Spatial layout entries:
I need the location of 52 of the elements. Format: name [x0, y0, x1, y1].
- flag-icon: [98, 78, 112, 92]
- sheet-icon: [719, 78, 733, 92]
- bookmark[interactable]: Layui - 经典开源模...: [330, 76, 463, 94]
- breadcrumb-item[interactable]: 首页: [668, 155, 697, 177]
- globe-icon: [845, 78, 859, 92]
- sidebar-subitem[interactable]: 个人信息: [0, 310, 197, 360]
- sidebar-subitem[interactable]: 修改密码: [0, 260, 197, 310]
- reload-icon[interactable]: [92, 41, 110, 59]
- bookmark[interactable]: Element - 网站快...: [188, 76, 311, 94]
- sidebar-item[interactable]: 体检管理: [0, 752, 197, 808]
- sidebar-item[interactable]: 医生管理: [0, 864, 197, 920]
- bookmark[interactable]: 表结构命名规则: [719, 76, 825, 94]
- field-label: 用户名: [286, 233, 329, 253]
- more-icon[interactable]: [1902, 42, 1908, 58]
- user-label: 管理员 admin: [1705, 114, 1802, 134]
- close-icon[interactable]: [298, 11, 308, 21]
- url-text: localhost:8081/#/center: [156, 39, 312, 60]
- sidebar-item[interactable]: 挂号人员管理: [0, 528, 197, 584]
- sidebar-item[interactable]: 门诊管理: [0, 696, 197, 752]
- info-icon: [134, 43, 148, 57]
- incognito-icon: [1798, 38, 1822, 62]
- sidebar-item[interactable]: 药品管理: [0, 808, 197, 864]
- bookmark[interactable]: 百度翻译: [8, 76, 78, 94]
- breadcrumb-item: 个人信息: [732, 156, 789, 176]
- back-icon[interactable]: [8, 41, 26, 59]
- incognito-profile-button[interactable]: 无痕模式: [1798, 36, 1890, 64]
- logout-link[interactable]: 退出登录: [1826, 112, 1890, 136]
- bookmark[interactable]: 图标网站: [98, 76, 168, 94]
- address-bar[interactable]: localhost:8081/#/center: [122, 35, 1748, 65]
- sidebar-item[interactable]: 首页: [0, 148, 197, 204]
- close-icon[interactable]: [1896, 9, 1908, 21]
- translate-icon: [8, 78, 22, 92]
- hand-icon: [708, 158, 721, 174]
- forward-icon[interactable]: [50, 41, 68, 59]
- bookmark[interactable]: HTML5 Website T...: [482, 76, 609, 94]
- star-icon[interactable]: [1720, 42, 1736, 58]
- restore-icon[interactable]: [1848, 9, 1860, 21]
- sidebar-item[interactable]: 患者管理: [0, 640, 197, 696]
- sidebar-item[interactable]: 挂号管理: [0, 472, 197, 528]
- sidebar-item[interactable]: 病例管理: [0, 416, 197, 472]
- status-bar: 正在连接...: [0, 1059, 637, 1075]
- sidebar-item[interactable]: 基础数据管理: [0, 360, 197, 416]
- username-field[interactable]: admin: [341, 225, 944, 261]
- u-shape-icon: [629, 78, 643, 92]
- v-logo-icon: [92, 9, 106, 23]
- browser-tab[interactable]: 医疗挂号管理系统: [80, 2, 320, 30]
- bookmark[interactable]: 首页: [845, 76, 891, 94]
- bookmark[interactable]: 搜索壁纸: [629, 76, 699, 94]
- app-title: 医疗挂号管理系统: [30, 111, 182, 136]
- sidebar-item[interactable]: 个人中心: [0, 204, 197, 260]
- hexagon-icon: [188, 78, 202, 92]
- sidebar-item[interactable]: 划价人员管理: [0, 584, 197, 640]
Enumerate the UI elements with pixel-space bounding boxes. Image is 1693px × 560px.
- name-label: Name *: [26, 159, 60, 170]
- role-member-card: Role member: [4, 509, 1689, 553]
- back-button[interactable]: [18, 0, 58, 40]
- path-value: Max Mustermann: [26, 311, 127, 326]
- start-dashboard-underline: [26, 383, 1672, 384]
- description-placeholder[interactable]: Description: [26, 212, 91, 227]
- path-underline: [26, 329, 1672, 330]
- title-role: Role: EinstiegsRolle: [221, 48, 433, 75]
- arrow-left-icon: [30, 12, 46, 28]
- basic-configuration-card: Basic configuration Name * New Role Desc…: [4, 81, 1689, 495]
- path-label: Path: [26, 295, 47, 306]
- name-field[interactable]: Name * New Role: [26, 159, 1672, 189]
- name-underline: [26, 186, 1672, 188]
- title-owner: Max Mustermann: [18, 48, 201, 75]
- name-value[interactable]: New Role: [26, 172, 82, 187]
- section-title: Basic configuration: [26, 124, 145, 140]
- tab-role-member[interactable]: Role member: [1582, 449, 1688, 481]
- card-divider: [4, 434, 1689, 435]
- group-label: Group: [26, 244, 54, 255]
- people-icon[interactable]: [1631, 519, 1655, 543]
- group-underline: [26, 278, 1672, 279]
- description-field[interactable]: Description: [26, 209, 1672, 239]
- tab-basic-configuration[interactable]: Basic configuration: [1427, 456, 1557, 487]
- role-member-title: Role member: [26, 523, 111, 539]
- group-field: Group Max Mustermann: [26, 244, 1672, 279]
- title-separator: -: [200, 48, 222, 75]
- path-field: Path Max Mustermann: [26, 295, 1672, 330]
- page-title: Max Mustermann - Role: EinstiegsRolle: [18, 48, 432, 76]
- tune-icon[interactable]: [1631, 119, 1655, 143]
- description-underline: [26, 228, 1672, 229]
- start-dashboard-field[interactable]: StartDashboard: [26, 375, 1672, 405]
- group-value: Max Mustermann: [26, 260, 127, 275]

§ **Problem to work on**
Set down every line of the material above, unchanged, character for character.

§ **Reply**
I need the location of 52 of the elements. Format: name [x0, y0, x1, y1].
- flag-icon: [98, 78, 112, 92]
- sheet-icon: [719, 78, 733, 92]
- bookmark[interactable]: Layui - 经典开源模...: [330, 76, 463, 94]
- breadcrumb-item[interactable]: 首页: [668, 155, 697, 177]
- globe-icon: [845, 78, 859, 92]
- sidebar-subitem[interactable]: 个人信息: [0, 310, 197, 360]
- sidebar-subitem[interactable]: 修改密码: [0, 260, 197, 310]
- reload-icon[interactable]: [92, 41, 110, 59]
- bookmark[interactable]: Element - 网站快...: [188, 76, 311, 94]
- sidebar-item[interactable]: 体检管理: [0, 752, 197, 808]
- sidebar-item[interactable]: 医生管理: [0, 864, 197, 920]
- bookmark[interactable]: 表结构命名规则: [719, 76, 825, 94]
- field-label: 用户名: [286, 233, 329, 253]
- more-icon[interactable]: [1902, 42, 1908, 58]
- user-label: 管理员 admin: [1705, 114, 1802, 134]
- close-icon[interactable]: [298, 11, 308, 21]
- url-text: localhost:8081/#/center: [156, 39, 312, 60]
- sidebar-item[interactable]: 挂号人员管理: [0, 528, 197, 584]
- sidebar-item[interactable]: 门诊管理: [0, 696, 197, 752]
- info-icon: [134, 43, 148, 57]
- incognito-icon: [1798, 38, 1822, 62]
- sidebar-item[interactable]: 药品管理: [0, 808, 197, 864]
- bookmark[interactable]: 百度翻译: [8, 76, 78, 94]
- breadcrumb-item: 个人信息: [732, 156, 789, 176]
- back-icon[interactable]: [8, 41, 26, 59]
- incognito-profile-button[interactable]: 无痕模式: [1798, 36, 1890, 64]
- logout-link[interactable]: 退出登录: [1826, 112, 1890, 136]
- bookmark[interactable]: 图标网站: [98, 76, 168, 94]
- address-bar[interactable]: localhost:8081/#/center: [122, 35, 1748, 65]
- sidebar-item[interactable]: 首页: [0, 148, 197, 204]
- close-icon[interactable]: [1896, 9, 1908, 21]
- translate-icon: [8, 78, 22, 92]
- hand-icon: [708, 158, 721, 174]
- forward-icon[interactable]: [50, 41, 68, 59]
- bookmark[interactable]: HTML5 Website T...: [482, 76, 609, 94]
- star-icon[interactable]: [1720, 42, 1736, 58]
- restore-icon[interactable]: [1848, 9, 1860, 21]
- sidebar-item[interactable]: 患者管理: [0, 640, 197, 696]
- sidebar-item[interactable]: 挂号管理: [0, 472, 197, 528]
- sidebar-item[interactable]: 病例管理: [0, 416, 197, 472]
- status-bar: 正在连接...: [0, 1059, 637, 1075]
- sidebar-item[interactable]: 基础数据管理: [0, 360, 197, 416]
- username-field[interactable]: admin: [341, 225, 944, 261]
- u-shape-icon: [629, 78, 643, 92]
- v-logo-icon: [92, 9, 106, 23]
- browser-tab[interactable]: 医疗挂号管理系统: [80, 2, 320, 30]
- bookmark[interactable]: 首页: [845, 76, 891, 94]
- bookmark[interactable]: 搜索壁纸: [629, 76, 699, 94]
- app-title: 医疗挂号管理系统: [30, 111, 182, 136]
- sidebar-item[interactable]: 个人中心: [0, 204, 197, 260]
- hexagon-icon: [188, 78, 202, 92]
- sidebar-item[interactable]: 划价人员管理: [0, 584, 197, 640]
Enumerate the UI elements with pixel-space bounding boxes. Image is 1693px × 560px.
- name-label: Name *: [26, 159, 60, 170]
- role-member-card: Role member: [4, 509, 1689, 553]
- back-button[interactable]: [18, 0, 58, 40]
- path-value: Max Mustermann: [26, 311, 127, 326]
- start-dashboard-underline: [26, 383, 1672, 384]
- description-placeholder[interactable]: Description: [26, 212, 91, 227]
- path-underline: [26, 329, 1672, 330]
- title-role: Role: EinstiegsRolle: [221, 48, 433, 75]
- arrow-left-icon: [30, 12, 46, 28]
- basic-configuration-card: Basic configuration Name * New Role Desc…: [4, 81, 1689, 495]
- path-label: Path: [26, 295, 47, 306]
- name-field[interactable]: Name * New Role: [26, 159, 1672, 189]
- name-underline: [26, 186, 1672, 188]
- title-owner: Max Mustermann: [18, 48, 201, 75]
- name-value[interactable]: New Role: [26, 172, 82, 187]
- section-title: Basic configuration: [26, 124, 145, 140]
- tab-role-member[interactable]: Role member: [1582, 449, 1688, 481]
- card-divider: [4, 434, 1689, 435]
- group-label: Group: [26, 244, 54, 255]
- people-icon[interactable]: [1631, 519, 1655, 543]
- group-underline: [26, 278, 1672, 279]
- description-field[interactable]: Description: [26, 209, 1672, 239]
- tab-basic-configuration[interactable]: Basic configuration: [1427, 456, 1557, 487]
- role-member-title: Role member: [26, 523, 111, 539]
- group-field: Group Max Mustermann: [26, 244, 1672, 279]
- title-separator: -: [200, 48, 222, 75]
- path-field: Path Max Mustermann: [26, 295, 1672, 330]
- page-title: Max Mustermann - Role: EinstiegsRolle: [18, 48, 432, 76]
- tune-icon[interactable]: [1631, 119, 1655, 143]
- description-underline: [26, 228, 1672, 229]
- start-dashboard-field[interactable]: StartDashboard: [26, 375, 1672, 405]
- group-value: Max Mustermann: [26, 260, 127, 275]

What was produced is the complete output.